Instructions for the task => Print verbatim the lines of the entries from the one containing "Transcribe this image's" to the last, inclusive, and no others.

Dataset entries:
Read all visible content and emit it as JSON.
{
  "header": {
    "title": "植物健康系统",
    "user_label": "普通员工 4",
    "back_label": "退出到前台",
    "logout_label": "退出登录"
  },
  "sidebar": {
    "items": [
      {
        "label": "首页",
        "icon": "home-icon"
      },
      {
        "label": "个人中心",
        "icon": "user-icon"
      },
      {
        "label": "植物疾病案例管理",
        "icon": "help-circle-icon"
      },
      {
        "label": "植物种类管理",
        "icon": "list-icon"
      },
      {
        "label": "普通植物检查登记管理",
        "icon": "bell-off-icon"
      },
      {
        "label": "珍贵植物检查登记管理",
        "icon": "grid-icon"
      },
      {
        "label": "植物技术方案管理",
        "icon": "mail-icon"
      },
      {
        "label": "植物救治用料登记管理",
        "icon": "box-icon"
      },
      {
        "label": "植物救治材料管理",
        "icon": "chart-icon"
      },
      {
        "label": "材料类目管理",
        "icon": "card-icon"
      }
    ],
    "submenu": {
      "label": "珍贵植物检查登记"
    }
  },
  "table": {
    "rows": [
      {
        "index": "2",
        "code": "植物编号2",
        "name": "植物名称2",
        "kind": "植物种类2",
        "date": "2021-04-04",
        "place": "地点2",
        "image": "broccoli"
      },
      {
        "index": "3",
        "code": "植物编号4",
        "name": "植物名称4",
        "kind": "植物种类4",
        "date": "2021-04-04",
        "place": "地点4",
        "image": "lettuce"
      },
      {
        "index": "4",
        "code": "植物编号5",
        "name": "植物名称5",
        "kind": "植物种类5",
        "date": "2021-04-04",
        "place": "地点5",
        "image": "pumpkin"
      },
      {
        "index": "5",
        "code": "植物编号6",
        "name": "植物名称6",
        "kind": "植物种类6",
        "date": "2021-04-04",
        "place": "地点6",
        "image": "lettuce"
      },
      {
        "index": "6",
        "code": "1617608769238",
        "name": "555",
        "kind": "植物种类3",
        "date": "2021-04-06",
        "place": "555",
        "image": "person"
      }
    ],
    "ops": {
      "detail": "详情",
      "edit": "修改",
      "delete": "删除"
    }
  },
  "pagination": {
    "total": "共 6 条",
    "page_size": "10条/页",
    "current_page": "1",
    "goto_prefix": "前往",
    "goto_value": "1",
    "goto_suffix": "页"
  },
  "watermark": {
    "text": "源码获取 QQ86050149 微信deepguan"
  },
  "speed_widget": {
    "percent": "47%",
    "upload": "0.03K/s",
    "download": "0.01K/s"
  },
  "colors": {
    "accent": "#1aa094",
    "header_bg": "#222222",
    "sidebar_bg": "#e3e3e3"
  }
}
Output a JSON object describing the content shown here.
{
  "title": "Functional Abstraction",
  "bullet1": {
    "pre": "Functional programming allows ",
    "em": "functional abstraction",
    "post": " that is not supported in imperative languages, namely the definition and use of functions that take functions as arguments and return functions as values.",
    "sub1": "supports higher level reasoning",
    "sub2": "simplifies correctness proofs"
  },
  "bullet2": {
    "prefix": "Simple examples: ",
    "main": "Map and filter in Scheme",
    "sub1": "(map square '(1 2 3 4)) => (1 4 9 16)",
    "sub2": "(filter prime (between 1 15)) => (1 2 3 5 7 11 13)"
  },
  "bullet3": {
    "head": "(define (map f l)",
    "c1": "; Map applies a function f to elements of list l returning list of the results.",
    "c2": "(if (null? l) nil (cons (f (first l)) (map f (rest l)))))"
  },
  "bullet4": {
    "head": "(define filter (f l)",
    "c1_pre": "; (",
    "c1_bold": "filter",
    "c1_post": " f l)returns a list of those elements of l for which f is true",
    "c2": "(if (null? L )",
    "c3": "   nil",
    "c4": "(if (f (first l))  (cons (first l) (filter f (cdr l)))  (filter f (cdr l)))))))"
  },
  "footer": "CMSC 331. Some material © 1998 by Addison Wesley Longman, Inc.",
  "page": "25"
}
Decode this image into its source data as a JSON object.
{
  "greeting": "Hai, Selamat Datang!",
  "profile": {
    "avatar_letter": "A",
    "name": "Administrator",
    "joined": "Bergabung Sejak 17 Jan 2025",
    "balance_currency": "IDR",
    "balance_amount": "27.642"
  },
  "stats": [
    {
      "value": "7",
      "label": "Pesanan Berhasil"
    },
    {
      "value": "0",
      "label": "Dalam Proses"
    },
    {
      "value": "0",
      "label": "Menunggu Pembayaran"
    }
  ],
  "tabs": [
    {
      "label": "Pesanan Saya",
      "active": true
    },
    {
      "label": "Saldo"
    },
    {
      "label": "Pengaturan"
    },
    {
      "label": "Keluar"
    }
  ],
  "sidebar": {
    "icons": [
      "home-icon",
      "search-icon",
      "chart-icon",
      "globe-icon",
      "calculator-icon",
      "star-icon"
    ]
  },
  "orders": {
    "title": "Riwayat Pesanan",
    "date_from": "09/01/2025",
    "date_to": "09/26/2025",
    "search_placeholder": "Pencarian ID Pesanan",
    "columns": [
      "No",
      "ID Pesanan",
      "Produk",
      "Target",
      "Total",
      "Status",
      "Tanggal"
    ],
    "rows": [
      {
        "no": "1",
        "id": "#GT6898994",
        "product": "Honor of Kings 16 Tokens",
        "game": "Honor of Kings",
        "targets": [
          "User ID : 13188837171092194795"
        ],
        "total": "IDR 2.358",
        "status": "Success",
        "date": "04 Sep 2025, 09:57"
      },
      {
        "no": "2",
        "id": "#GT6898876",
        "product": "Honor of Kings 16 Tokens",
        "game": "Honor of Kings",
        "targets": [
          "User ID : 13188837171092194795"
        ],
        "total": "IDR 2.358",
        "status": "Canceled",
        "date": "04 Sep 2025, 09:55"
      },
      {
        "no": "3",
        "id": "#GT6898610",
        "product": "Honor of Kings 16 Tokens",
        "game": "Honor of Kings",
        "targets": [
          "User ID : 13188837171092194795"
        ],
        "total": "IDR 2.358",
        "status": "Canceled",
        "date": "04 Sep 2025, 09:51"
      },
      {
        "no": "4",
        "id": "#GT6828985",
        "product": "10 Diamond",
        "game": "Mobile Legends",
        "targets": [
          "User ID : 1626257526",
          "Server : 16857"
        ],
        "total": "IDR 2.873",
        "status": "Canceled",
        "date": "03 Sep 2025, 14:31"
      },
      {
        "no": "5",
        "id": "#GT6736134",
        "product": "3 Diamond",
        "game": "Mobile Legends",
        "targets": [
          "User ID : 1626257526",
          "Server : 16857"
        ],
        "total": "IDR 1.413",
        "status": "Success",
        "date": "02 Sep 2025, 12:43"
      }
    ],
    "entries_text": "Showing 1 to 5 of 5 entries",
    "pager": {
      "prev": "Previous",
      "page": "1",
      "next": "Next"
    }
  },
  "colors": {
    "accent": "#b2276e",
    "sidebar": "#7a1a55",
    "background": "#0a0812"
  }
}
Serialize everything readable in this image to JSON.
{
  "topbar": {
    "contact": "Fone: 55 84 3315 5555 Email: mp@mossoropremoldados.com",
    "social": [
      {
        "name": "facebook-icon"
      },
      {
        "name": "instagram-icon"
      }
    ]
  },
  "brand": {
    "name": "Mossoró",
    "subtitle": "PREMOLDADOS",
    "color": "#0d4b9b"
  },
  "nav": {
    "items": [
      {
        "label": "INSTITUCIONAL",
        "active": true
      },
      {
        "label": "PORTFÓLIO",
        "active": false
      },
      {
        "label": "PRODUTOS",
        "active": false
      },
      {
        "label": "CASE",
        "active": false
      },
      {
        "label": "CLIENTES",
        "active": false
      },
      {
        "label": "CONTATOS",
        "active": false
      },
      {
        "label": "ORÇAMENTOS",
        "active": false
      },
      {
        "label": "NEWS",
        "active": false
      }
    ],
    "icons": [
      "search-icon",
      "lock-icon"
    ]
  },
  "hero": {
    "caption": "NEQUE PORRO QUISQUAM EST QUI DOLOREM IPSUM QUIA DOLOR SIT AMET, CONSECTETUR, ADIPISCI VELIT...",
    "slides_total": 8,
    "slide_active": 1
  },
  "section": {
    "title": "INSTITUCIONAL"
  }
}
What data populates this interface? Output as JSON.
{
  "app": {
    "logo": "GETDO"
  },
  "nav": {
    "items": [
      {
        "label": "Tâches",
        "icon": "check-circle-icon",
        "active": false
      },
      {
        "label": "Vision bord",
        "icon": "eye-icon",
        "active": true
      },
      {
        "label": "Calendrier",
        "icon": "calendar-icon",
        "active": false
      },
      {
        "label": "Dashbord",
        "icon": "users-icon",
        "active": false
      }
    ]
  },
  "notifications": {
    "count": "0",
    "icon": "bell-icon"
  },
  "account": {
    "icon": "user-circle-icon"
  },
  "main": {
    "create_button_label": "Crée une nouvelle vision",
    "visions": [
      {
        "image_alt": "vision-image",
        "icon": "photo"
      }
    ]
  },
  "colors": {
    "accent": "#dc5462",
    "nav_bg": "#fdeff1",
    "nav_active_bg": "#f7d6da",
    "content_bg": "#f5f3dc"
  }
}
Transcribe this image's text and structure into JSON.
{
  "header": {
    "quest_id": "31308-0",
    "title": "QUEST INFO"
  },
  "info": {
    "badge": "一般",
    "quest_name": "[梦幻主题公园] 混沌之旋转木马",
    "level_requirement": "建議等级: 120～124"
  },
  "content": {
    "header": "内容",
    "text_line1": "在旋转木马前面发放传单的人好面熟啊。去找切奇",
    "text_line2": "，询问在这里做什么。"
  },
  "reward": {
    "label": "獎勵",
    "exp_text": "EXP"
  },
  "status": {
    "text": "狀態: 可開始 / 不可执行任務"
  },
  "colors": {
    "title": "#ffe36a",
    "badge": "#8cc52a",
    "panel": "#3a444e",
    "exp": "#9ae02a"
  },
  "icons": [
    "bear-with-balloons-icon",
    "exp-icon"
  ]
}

Solution below =>
Transcribe this image's text and structure into JSON.
{
  "header": {
    "quest_id": "31308-0",
    "title": "QUEST INFO"
  },
  "info": {
    "badge": "一般",
    "quest_name": "[梦幻主题公园] 混沌之旋转木马",
    "level_requirement": "建議等级: 120～124"
  },
  "content": {
    "header": "内容",
    "text_line1": "在旋转木马前面发放传单的人好面熟啊。去找切奇",
    "text_line2": "，询问在这里做什么。"
  },
  "reward": {
    "label": "獎勵",
    "exp_text": "EXP"
  },
  "status": {
    "text": "狀態: 可開始 / 不可执行任務"
  },
  "colors": {
    "title": "#ffe36a",
    "badge": "#8cc52a",
    "panel": "#3a444e",
    "exp": "#9ae02a"
  },
  "icons": [
    "bear-with-balloons-icon",
    "exp-icon"
  ]
}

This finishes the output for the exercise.